First, it's time the general perception thatsolar energy is expensive is removed.

  • India gets 70% more solar radiation than European countries. This means the same solar panels yield 70% more power in India. In addition, peak demand in India coincides for 70-80% of the time during which solar energy is harnessed.
  • This peak demand is mostly met by diesel, which costs almost double that of solar electricity, currently at Rs 6-7 per kWh.

So, when we commission a solar plant, it will displace diesel for 70-80% of its generation and imported coal for the rest. At all times, solar is substituting for imported energy, which is far more expensive.

  • Second, adequate capital should be raised without crowding out investments in other sectors. The proposed 100 gw capacity requires about $125 billion, of which $90 billion will be debt financing. The global financial crisis has created a great opportunity for availing cheaper credit from global markets.


As per International Energy Agency (IEA) estimates, green energy will receive almost 60% of the $5 trillion expected to be invested in new power plants over the next decade. Solar's requirement is less than 2% of this amount.

The Holy Grail of successful financing is effective allocation of risks between different stakeholders — in this case the consumer, the investor, central/state governments and the developer. The development cost and schedule risk are best borne by technically competent solar power developers once a power purchase agreement (PPA) is signed with a state electricity board (SEB). The developer is in the best situation to procure land, negotiate for panel prices with investors and execute the project expeditiously.

  • Fortunately, solar power requires far fewer clearances than for coal and doesn't require contiguous land. The government should put a 25 mw per bid floor to ensure technical and financial competence of the bidder.

A big part of solar energy costs is the cost of debt, since fuel costs are zero and operational costs are minimal. Any action by government to reduce interest cost will reduce the cost of solar energy and accelerate its adoption. A foreign lender will view depreciation of currency as a risk since the tariff is designated in rupees and will want to be compensated for that higher risk.

The government/RBI should mitigate that risk away from foreign lenders. This potentially has no cost to the government/RBI since implementation of solar energy will contribute to the appreciation of the rupee. This is because we estimate forexsavings of more than $500 billion over a 25-year period from the commissioning of 100 gw solar power and substituting the use of diesel and imported coal.

The developer is incurring a major portion of costs in dollars, but is shielding the consumer from rupee depreciation risk by designating the tariff in rupees. Solar investments' dollar economic internal rate of return to the Indian economy is in the high teens while the borrowing of debt could be only at 5-6%. The economic surplus from each project is transferred to and aggregated in the larger Indian economy. Hence, the role of the RBI and government is perfectly justified and is crucial in achieving this grand vision.
□ □ □ □ □ □ □
* [To be done]
**1.** In the passage on solar energy in India, how much money does the proposed 100 gw capacity require, and how much of it will be debt financing?
**2.** Carry on the passage about financing solar power in India from the point where it ends.
□ □ □ □ □ □ □
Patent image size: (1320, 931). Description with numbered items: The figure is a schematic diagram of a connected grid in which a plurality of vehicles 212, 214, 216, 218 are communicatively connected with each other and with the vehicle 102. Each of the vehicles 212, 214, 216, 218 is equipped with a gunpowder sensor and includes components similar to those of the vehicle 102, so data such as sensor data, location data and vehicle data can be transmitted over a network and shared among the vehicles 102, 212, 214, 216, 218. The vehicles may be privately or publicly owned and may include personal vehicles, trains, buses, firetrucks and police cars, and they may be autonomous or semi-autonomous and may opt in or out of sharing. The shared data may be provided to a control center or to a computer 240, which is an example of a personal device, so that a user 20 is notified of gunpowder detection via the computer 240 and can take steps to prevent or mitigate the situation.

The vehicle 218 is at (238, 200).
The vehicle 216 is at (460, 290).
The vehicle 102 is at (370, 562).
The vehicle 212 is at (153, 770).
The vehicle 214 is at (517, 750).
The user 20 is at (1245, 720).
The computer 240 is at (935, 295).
□ □ □ □ □ □ □
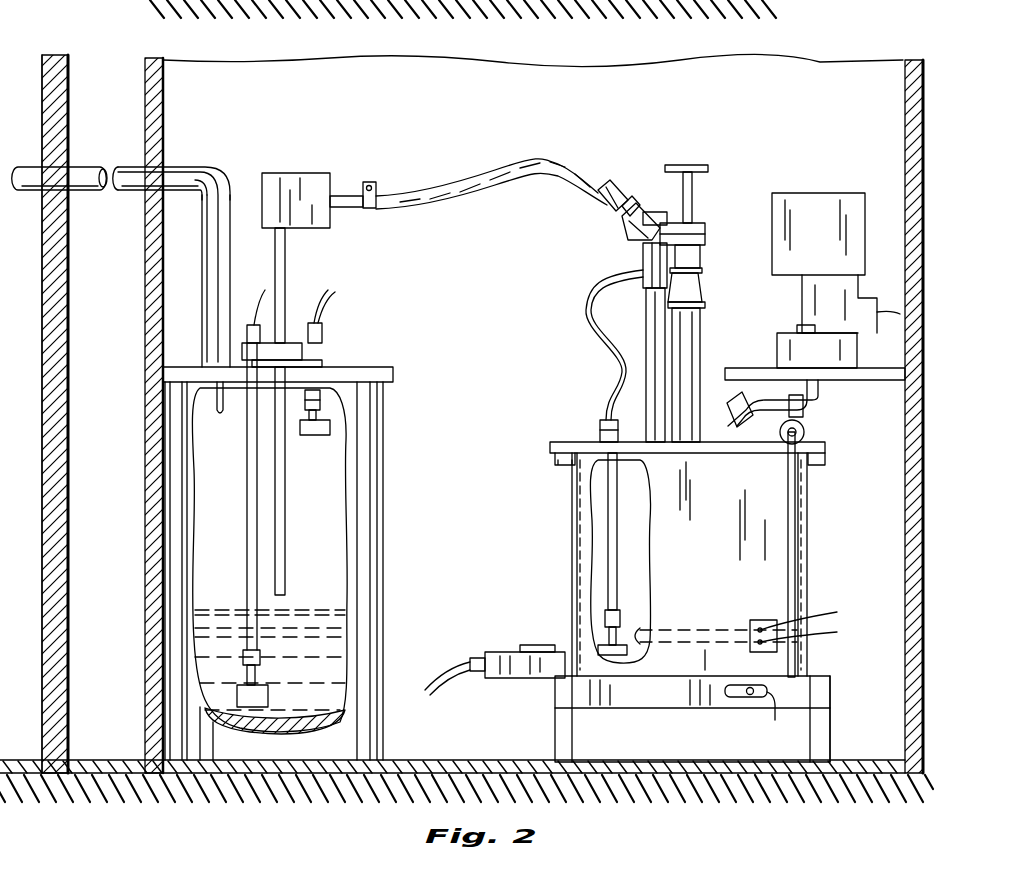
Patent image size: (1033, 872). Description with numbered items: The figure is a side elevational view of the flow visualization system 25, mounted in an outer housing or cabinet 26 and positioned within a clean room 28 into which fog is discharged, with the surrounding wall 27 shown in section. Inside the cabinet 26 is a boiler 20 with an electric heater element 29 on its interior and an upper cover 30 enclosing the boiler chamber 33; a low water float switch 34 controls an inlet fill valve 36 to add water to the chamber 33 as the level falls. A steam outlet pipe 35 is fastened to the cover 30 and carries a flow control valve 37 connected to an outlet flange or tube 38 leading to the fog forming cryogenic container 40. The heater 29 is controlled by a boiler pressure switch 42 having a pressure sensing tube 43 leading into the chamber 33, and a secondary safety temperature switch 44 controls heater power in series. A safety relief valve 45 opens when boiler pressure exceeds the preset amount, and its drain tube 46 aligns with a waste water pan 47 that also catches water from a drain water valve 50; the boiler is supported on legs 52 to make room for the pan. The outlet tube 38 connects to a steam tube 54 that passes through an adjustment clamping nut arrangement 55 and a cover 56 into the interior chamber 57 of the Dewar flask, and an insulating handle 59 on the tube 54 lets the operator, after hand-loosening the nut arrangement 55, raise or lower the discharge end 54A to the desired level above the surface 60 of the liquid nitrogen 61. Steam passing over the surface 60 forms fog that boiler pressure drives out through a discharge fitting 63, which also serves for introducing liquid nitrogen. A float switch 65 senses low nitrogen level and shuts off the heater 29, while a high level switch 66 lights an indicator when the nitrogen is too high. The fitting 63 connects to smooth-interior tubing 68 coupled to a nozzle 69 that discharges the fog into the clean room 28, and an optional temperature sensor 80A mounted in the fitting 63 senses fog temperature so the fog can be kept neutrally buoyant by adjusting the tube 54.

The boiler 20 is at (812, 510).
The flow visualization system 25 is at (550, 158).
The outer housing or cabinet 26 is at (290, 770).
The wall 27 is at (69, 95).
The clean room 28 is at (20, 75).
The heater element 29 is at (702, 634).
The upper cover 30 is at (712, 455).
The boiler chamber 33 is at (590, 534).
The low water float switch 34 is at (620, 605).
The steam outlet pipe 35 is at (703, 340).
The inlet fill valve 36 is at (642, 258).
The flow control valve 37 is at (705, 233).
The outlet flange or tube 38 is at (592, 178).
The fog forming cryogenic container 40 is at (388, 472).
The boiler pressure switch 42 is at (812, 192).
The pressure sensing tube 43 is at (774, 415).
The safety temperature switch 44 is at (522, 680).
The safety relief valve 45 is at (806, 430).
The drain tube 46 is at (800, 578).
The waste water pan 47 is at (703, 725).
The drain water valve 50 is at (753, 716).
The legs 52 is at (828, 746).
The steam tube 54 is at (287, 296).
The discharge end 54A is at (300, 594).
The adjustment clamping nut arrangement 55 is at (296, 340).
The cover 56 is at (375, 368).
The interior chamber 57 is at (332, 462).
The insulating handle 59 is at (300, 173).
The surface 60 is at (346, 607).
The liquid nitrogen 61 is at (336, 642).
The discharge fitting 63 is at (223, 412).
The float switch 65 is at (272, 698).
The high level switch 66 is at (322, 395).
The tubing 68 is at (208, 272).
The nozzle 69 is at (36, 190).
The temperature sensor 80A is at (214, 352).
□ □ □ □ □ □ □
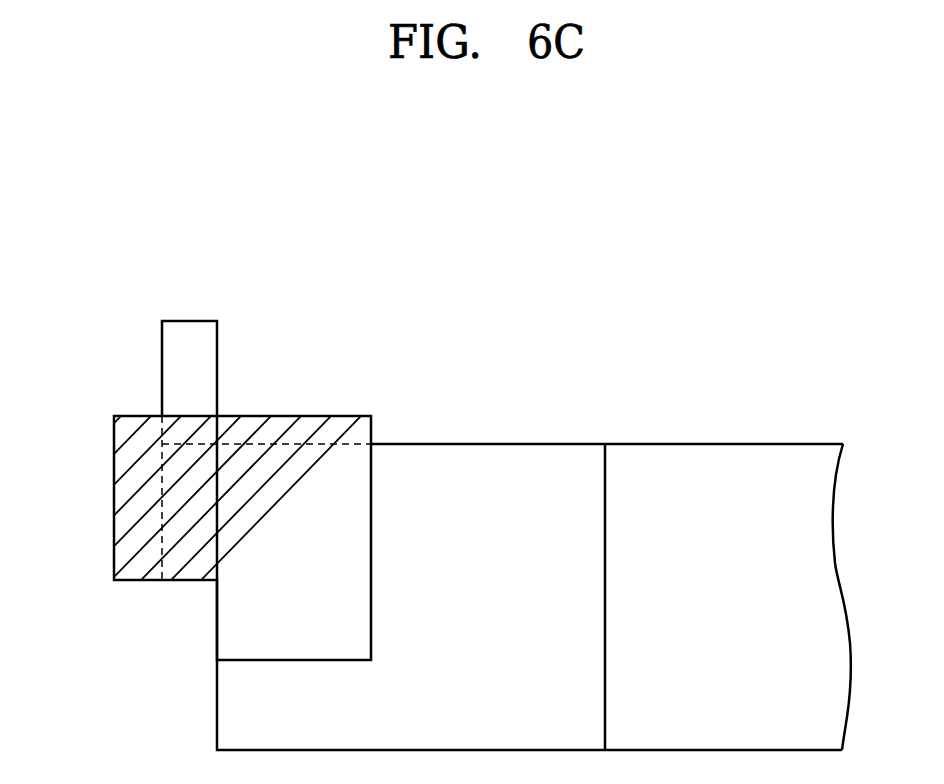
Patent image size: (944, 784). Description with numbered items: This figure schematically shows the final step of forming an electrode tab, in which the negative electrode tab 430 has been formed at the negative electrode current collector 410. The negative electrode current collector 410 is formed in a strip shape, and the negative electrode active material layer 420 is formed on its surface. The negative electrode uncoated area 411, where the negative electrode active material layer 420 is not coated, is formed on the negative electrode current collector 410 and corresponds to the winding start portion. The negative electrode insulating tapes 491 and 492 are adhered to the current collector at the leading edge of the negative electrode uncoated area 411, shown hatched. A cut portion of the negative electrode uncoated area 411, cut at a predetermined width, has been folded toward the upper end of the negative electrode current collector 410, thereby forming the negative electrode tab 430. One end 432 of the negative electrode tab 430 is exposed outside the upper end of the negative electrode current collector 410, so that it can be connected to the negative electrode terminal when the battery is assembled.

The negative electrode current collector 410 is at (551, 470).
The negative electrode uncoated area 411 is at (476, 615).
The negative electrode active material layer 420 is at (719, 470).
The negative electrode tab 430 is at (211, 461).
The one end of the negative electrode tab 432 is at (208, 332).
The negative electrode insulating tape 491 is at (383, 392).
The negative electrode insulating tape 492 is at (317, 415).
□ □ □ □ □ □ □
* [Task-by-task results]
**1.** About $125 billion, of which $90 billion will be debt financing.

**2.**
If developers can avail of the debt in rupee at 5-6% — i.e. at the same interest as that of international dollar denominated debt, they can provide solar power at less than Rs 5/kWh, and that too with no escalation in future. They also don't strain the domestic banks and can raise all the debt abroad.

  • The government can easily raise about $15-20 billion per annum over the next five years from external sources including NRIs, multilateral agencies, development banks, sovereign wealth funds and lend directly to projects once the PPA is signed up. This will also accelerate development of solar projects since raising debt financing for individual projects can consume a lot of resources.

One must also ensure reliability of cashflows from solar projects. There are substantial credit risks which hound the power sector due to the deteriorating credit profile of the SEBs and the lax enforcement of the renewable purchase obligation (RPO) mechanism. The state government needs to backstop the PPAs with the SEBs and ensure strict compliance of the RPOs.

The Centre should provide a guarantee that if states/SEBs do not pay their solar developer in time, they will step up and take it out of allocation to the states. Only those states that sign up for this programme should be entitled to the foreign exchange risk covered by the central government/RBI and avail of cheap solar power.

  • The benefits of tapping into our own clean energy source are unmatchable from an energy security viewpoint, climate change mitigation, adoption of future-proof technology and developing quicker power sources, generation of employment accelerating our growth rate. There is little doubt that the government needs to ensure reliable and cost-effective energy supply to ensure making the 'Make in India' programme a resounding success. There are few initiatives so impactful and so easily doable for our country. Solar can be the shale equivalent of India.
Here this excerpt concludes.